Rows from a figure dataset:

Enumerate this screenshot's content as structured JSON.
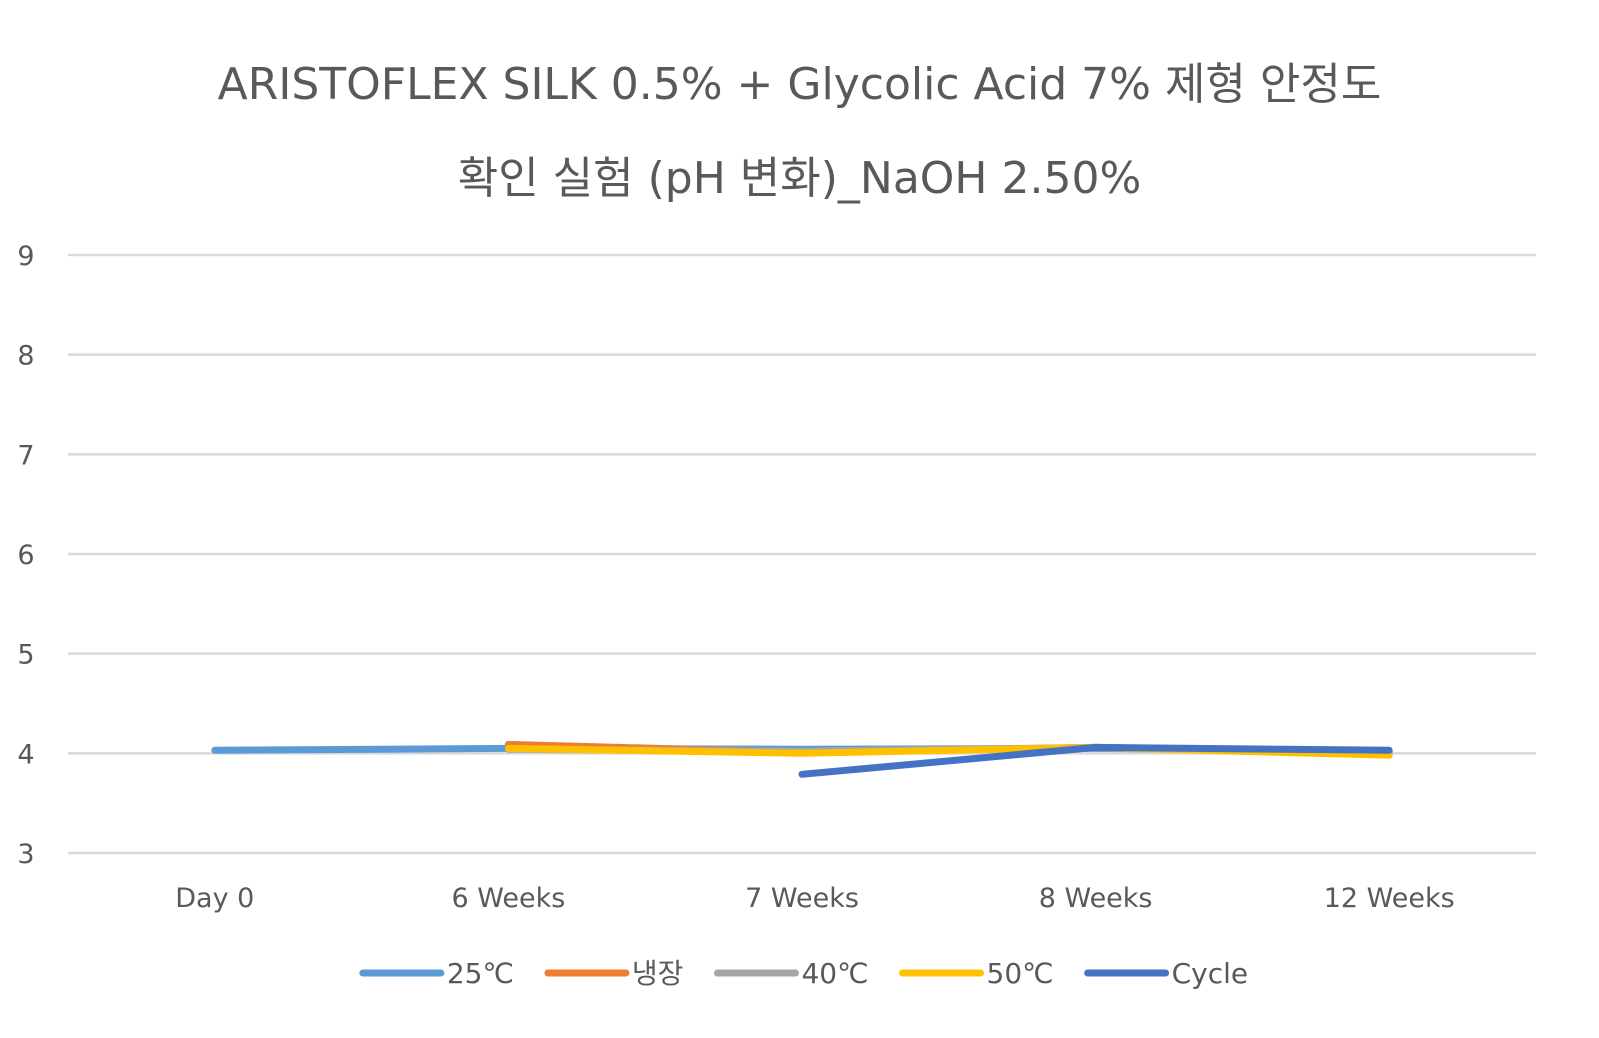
{
  "chart_data": {
    "type": "line",
    "title_lines": [
      "ARISTOFLEX SILK 0.5% + Glycolic Acid 7% 제형 안정도",
      "확인 실험 (pH 변화)_NaOH 2.50%"
    ],
    "categories": [
      "Day 0",
      "6 Weeks",
      "7 Weeks",
      "8 Weeks",
      "12 Weeks"
    ],
    "ylim": [
      3,
      9
    ],
    "yticks": [
      "9",
      "8",
      "7",
      "6",
      "5",
      "4",
      "3"
    ],
    "grid": true,
    "legend_position": "bottom",
    "series": [
      {
        "name": "25℃",
        "color": "#5B9BD5",
        "values": [
          4.03,
          4.05,
          4.04,
          4.05,
          4.02
        ]
      },
      {
        "name": "냉장",
        "color": "#ED7D31",
        "values": [
          null,
          4.09,
          4.01,
          4.06,
          3.99
        ]
      },
      {
        "name": "40℃",
        "color": "#A5A5A5",
        "values": [
          null,
          4.04,
          4.02,
          4.06,
          4.0
        ]
      },
      {
        "name": "50℃",
        "color": "#FFC000",
        "values": [
          null,
          4.05,
          4.0,
          4.06,
          3.98
        ]
      },
      {
        "name": "Cycle",
        "color": "#4472C4",
        "values": [
          null,
          null,
          3.79,
          4.06,
          4.03
        ]
      }
    ]
  }
}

• _Required task_: Repeat the entries exactly. Pictures are excluded from the copy.

• _Answer to this problem_:
Enumerate this screenshot's content as structured JSON.
{
  "chart_data": {
    "type": "line",
    "title_lines": [
      "ARISTOFLEX SILK 0.5% + Glycolic Acid 7% 제형 안정도",
      "확인 실험 (pH 변화)_NaOH 2.50%"
    ],
    "categories": [
      "Day 0",
      "6 Weeks",
      "7 Weeks",
      "8 Weeks",
      "12 Weeks"
    ],
    "ylim": [
      3,
      9
    ],
    "yticks": [
      "9",
      "8",
      "7",
      "6",
      "5",
      "4",
      "3"
    ],
    "grid": true,
    "legend_position": "bottom",
    "series": [
      {
        "name": "25℃",
        "color": "#5B9BD5",
        "values": [
          4.03,
          4.05,
          4.04,
          4.05,
          4.02
        ]
      },
      {
        "name": "냉장",
        "color": "#ED7D31",
        "values": [
          null,
          4.09,
          4.01,
          4.06,
          3.99
        ]
      },
      {
        "name": "40℃",
        "color": "#A5A5A5",
        "values": [
          null,
          4.04,
          4.02,
          4.06,
          4.0
        ]
      },
      {
        "name": "50℃",
        "color": "#FFC000",
        "values": [
          null,
          4.05,
          4.0,
          4.06,
          3.98
        ]
      },
      {
        "name": "Cycle",
        "color": "#4472C4",
        "values": [
          null,
          null,
          3.79,
          4.06,
          4.03
        ]
      }
    ]
  }
}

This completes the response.